What you will do: Omit the pictures from the entries below and retype everything else exactly.

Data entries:
-.-.-

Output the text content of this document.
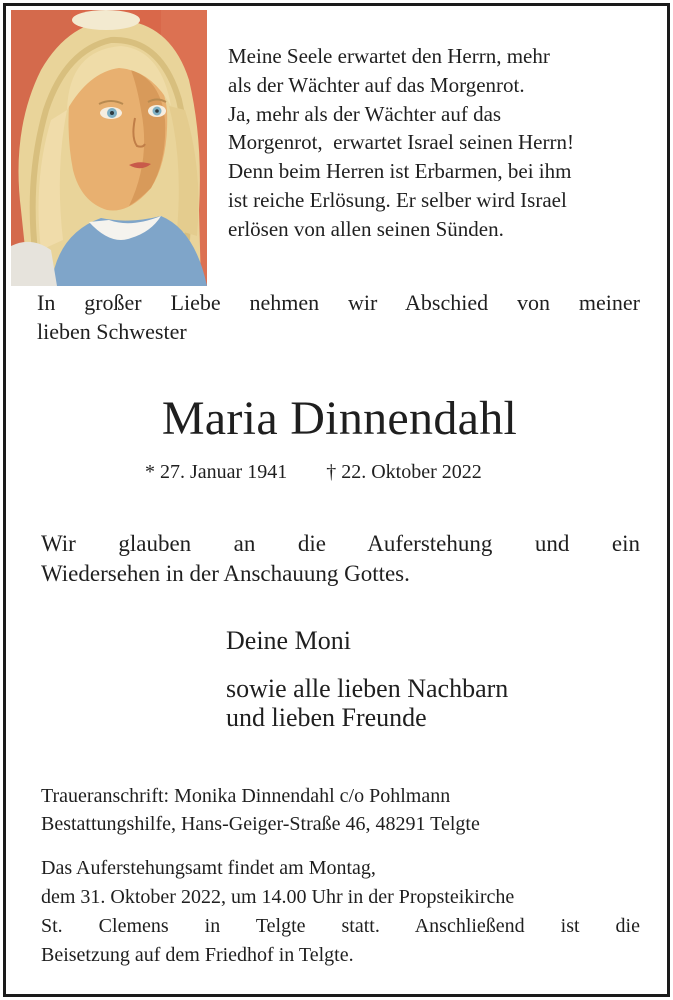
Meine Seele erwartet den Herrn, mehr
als der Wächter auf das Morgenrot.
Ja, mehr als der Wächter auf das
Morgenrot,  erwartet Israel seinen Herrn!
Denn beim Herren ist Erbarmen, bei ihm
ist reiche Erlösung. Er selber wird Israel
erlösen von allen seinen Sünden.
In großer Liebe nehmen wir Abschied von meiner
lieben Schwester
Maria Dinnendahl
* 27. Januar 1941 † 22. Oktober 2022
Wir glauben an die Auferstehung und ein
Wiedersehen in der Anschauung Gottes.
Deine Moni
sowie alle lieben Nachbarn
und lieben Freunde
Traueranschrift: Monika Dinnendahl c/o Pohlmann
Bestattungshilfe, Hans-Geiger-Straße 46, 48291 Telgte
Das Auferstehungsamt findet am Montag,
dem 31. Oktober 2022, um 14.00 Uhr in der Propsteikirche
St. Clemens in Telgte statt. Anschließend ist die
Beisetzung auf dem Friedhof in Telgte.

-.-.-

Full output:
Output the text content of this document.
Meine Seele erwartet den Herrn, mehr
als der Wächter auf das Morgenrot.
Ja, mehr als der Wächter auf das
Morgenrot,  erwartet Israel seinen Herrn!
Denn beim Herren ist Erbarmen, bei ihm
ist reiche Erlösung. Er selber wird Israel
erlösen von allen seinen Sünden.
In großer Liebe nehmen wir Abschied von meiner
lieben Schwester
Maria Dinnendahl
* 27. Januar 1941 † 22. Oktober 2022
Wir glauben an die Auferstehung und ein
Wiedersehen in der Anschauung Gottes.
Deine Moni
sowie alle lieben Nachbarn
und lieben Freunde
Traueranschrift: Monika Dinnendahl c/o Pohlmann
Bestattungshilfe, Hans-Geiger-Straße 46, 48291 Telgte
Das Auferstehungsamt findet am Montag,
dem 31. Oktober 2022, um 14.00 Uhr in der Propsteikirche
St. Clemens in Telgte statt. Anschließend ist die
Beisetzung auf dem Friedhof in Telgte.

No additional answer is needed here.